Task material.
* * * * * * *

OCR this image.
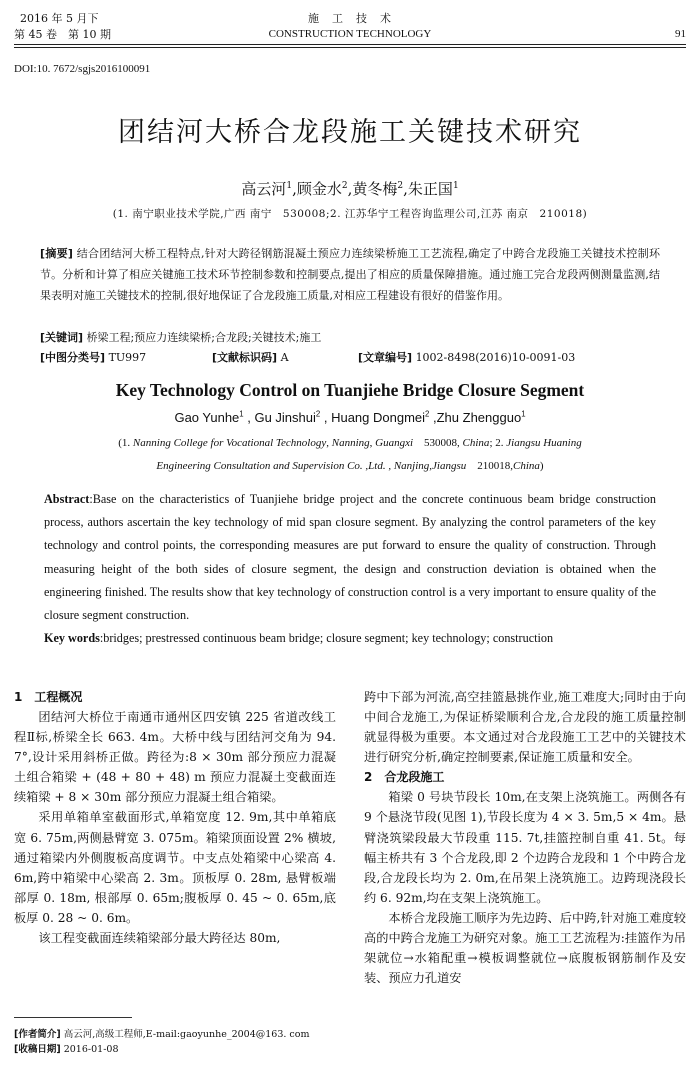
2016 年 5 月下
第 45 卷　第 10 期
施　工　技　术
CONSTRUCTION TECHNOLOGY	91
DOI:10. 7672/sgjs2016100091
团结河大桥合龙段施工关键技术研究
高云河$^1$,顾金水$^2$,黄冬梅$^2$,朱正国$^1$
(1. 南宁职业技术学院,广西 南宁　530008;2. 江苏华宁工程咨询监理公司,江苏 南京　210018)
[摘要] 结合团结河大桥工程特点,针对大跨径钢筋混凝土预应力连续梁桥施工工艺流程,确定了中跨合龙段施工关键技术控制环节。分析和计算了相应关键施工技术环节控制参数和控制要点,提出了相应的质量保障措施。通过施工完合龙段两侧测量监测,结果表明对施工关键技术的控制,很好地保证了合龙段施工质量,对相应工程建设有很好的借鉴作用。
[关键词] 桥梁工程;预应力连续梁桥;合龙段;关键技术;施工
[中图分类号] TU997	[文献标识码] A	[文章编号] 1002-8498(2016)10-0091-03
Key Technology Control on Tuanjiehe Bridge Closure Segment
Gao Yunhe$^1$ , Gu Jinshui$^2$ , Huang Dongmei$^2$ ,Zhu Zhengguo$^1$
(1. Nanning College for Vocational Technology, Nanning, Guangxi　530008, China; 2. Jiangsu Huaning
Engineering Consultation and Supervision Co. ,Ltd. , Nanjing,Jiangsu　210018,China)
Abstract:Base on the characteristics of Tuanjiehe bridge project and the concrete continuous beam bridge construction process, authors ascertain the key technology of mid span closure segment. By analyzing the control parameters of the key technology and control points, the corresponding measures are put forward to ensure the quality of construction. Through measuring height of the both sides of closure segment, the design and construction deviation is obtained when the engineering finished. The results show that key technology of construction control is a very important to ensure quality of the closure segment construction.
Key words:bridges; prestressed continuous beam bridge; closure segment; key technology; construction
1　工程概况

团结河大桥位于南通市通州区四安镇 225 省道改线工程Ⅱ标,桥梁全长 663. 4m。大桥中线与团结河交角为 94. 7°,设计采用斜桥正做。跨径为:8 × 30m 部分预应力混凝土组合箱梁 + (48 + 80 + 48) m 预应力混凝土变截面连续箱梁 + 8 × 30m 部分预应力混凝土组合箱梁。

采用单箱单室截面形式,单箱宽度 12. 9m,其中单箱底宽 6. 75m,两侧悬臂宽 3. 075m。箱梁顶面设置 2% 横坡,通过箱梁内外侧腹板高度调节。中支点处箱梁中心梁高 4. 6m,跨中箱梁中心梁高 2. 3m。顶板厚 0. 28m, 悬臂板端部厚 0. 18m, 根部厚 0. 65m;腹板厚 0. 45 ~ 0. 65m,底板厚 0. 28 ~ 0. 6m。

该工程变截面连续箱梁部分最大跨径达 80m,

跨中下部为河流,高空挂篮悬挑作业,施工难度大;同时由于向中间合龙施工,为保证桥梁顺利合龙,合龙段的施工质量控制就显得极为重要。本文通过对合龙段施工工艺中的关键技术进行研究分析,确定控制要素,保证施工质量和安全。

2　合龙段施工

箱梁 0 号块节段长 10m,在支架上浇筑施工。两侧各有 9 个悬浇节段(见图 1),节段长度为 4 × 3. 5m,5 × 4m。悬臂浇筑梁段最大节段重 115. 7t,挂篮控制自重 41. 5t。每幅主桥共有 3 个合龙段,即 2 个边跨合龙段和 1 个中跨合龙段,合龙段长均为 2. 0m,在吊架上浇筑施工。边跨现浇段长约 6. 92m,均在支架上浇筑施工。

本桥合龙段施工顺序为先边跨、后中跨,针对施工难度较高的中跨合龙施工为研究对象。施工工艺流程为:挂篮作为吊架就位→水箱配重→模板调整就位→底腹板钢筋制作及安装、预应力孔道安

[作者简介] 高云河,高级工程师,E-mail:gaoyunhe_2004@163. com
[收稿日期] 2016-01-08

* * * * * * *

Exercise aim. Extract every line above that contains the word "beam".

Answer below.
Abstract:Base on the characteristics of Tuanjiehe bridge project and the concrete continuous beam bridge construction process, authors ascertain the key technology of mid span closure segment. By analyzing the control parameters of the key technology and control points, the corresponding measures are put forward to ensure the quality of construction. Through measuring height of the both sides of closure segment, the design and construction deviation is obtained when the engineering finished. The results show that key technology of construction control is a very important to ensure quality of the closure segment construction.
Key words:bridges; prestressed continuous beam bridge; closure segment; key technology; construction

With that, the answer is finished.